YOUR GOAL —
Wherever the string "signs" appears, copy the whole line.

⁂

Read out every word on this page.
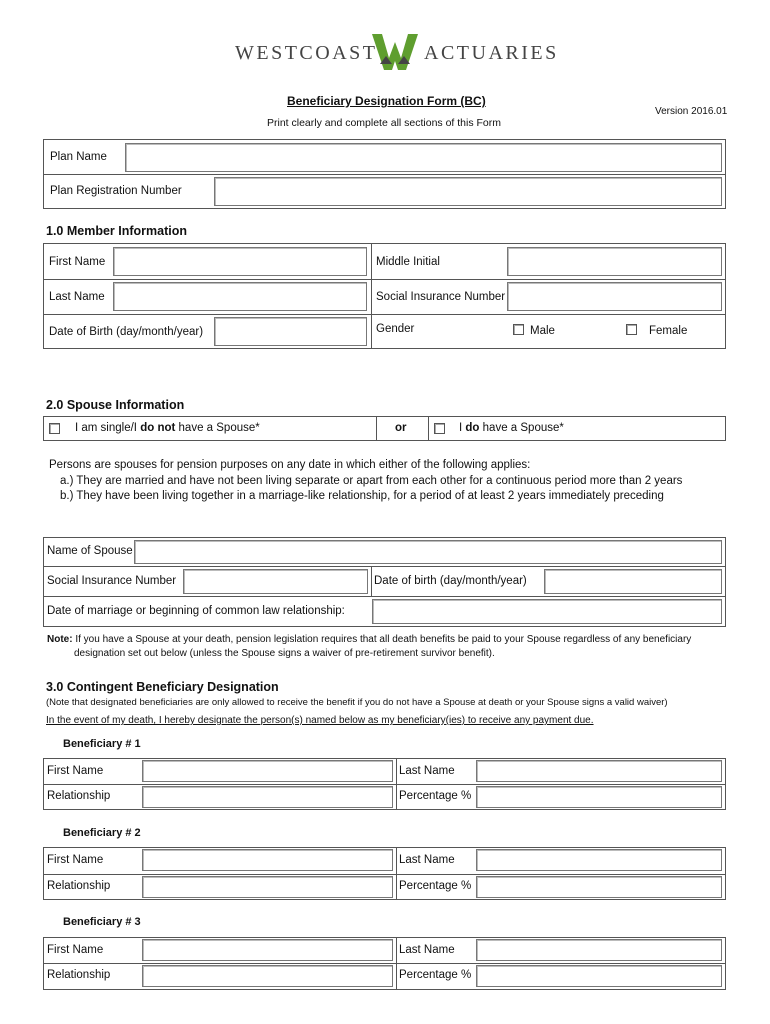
WESTCOAST ACTUARIES
Beneficiary Designation Form (BC)
Version 2016.01
Print clearly and complete all sections of this Form
Plan Name
Plan Registration Number
1.0 Member Information
First Name	Middle Initial
Last Name	Social Insurance Number
Date of Birth (day/month/year)	Gender	Male	Female
2.0 Spouse Information
I am single/I do not have a Spouse*	or	I do have a Spouse*
Persons are spouses for pension purposes on any date in which either of the following applies:
a.) They are married and have not been living separate or apart from each other for a continuous period more than 2 years
b.) They have been living together in a marriage-like relationship, for a period of at least 2 years immediately preceding
Name of Spouse
Social Insurance Number	Date of birth (day/month/year)
Date of marriage or beginning of common law relationship:
Note: If you have a Spouse at your death, pension legislation requires that all death benefits be paid to your Spouse regardless of any beneficiary
designation set out below (unless the Spouse signs a waiver of pre-retirement survivor benefit).
3.0 Contingent Beneficiary Designation
(Note that designated beneficiaries are only allowed to receive the benefit if you do not have a Spouse at death or your Spouse signs a valid waiver)
In the event of my death, I hereby designate the person(s) named below as my beneficiary(ies) to receive any payment due.
Beneficiary # 1
First Name	Last Name
Relationship	Percentage %
Beneficiary # 2
First Name	Last Name
Relationship	Percentage %
Beneficiary # 3
First Name	Last Name
Relationship	Percentage %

⁂

SOLUTION FOR THIS TASK —
designation set out below (unless the Spouse signs a waiver of pre-retirement survivor benefit).
(Note that designated beneficiaries are only allowed to receive the benefit if you do not have a Spouse at death or your Spouse signs a valid waiver)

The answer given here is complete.